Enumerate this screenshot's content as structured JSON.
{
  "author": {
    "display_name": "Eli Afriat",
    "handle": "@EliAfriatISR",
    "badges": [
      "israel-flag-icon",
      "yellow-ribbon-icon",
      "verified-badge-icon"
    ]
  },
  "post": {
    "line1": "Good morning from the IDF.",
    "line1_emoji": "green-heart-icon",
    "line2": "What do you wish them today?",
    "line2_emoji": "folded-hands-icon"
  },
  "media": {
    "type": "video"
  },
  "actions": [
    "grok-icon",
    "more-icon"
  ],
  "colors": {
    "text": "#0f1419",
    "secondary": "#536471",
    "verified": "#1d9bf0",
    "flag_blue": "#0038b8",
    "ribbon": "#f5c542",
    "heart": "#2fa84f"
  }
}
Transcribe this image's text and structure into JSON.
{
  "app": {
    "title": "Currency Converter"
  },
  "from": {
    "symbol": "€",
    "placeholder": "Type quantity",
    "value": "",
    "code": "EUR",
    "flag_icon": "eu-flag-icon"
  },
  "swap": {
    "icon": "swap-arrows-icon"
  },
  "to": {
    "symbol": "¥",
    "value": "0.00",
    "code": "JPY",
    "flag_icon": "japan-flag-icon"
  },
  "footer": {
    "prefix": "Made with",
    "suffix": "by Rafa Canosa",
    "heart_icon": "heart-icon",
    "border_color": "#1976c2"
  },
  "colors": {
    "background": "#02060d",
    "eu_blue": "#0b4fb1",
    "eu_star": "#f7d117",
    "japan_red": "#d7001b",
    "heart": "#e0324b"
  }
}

### GOAL OF THE EXERCISE
Repeat the records exactly, including every line.

### OUTPUT OF THE TASK
Enumerate this screenshot's content as structured JSON.
{
  "author": {
    "display_name": "Eli Afriat",
    "handle": "@EliAfriatISR",
    "badges": [
      "israel-flag-icon",
      "yellow-ribbon-icon",
      "verified-badge-icon"
    ]
  },
  "post": {
    "line1": "Good morning from the IDF.",
    "line1_emoji": "green-heart-icon",
    "line2": "What do you wish them today?",
    "line2_emoji": "folded-hands-icon"
  },
  "media": {
    "type": "video"
  },
  "actions": [
    "grok-icon",
    "more-icon"
  ],
  "colors": {
    "text": "#0f1419",
    "secondary": "#536471",
    "verified": "#1d9bf0",
    "flag_blue": "#0038b8",
    "ribbon": "#f5c542",
    "heart": "#2fa84f"
  }
}
Transcribe this image's text and structure into JSON.
{
  "app": {
    "title": "Currency Converter"
  },
  "from": {
    "symbol": "€",
    "placeholder": "Type quantity",
    "value": "",
    "code": "EUR",
    "flag_icon": "eu-flag-icon"
  },
  "swap": {
    "icon": "swap-arrows-icon"
  },
  "to": {
    "symbol": "¥",
    "value": "0.00",
    "code": "JPY",
    "flag_icon": "japan-flag-icon"
  },
  "footer": {
    "prefix": "Made with",
    "suffix": "by Rafa Canosa",
    "heart_icon": "heart-icon",
    "border_color": "#1976c2"
  },
  "colors": {
    "background": "#02060d",
    "eu_blue": "#0b4fb1",
    "eu_star": "#f7d117",
    "japan_red": "#d7001b",
    "heart": "#e0324b"
  }
}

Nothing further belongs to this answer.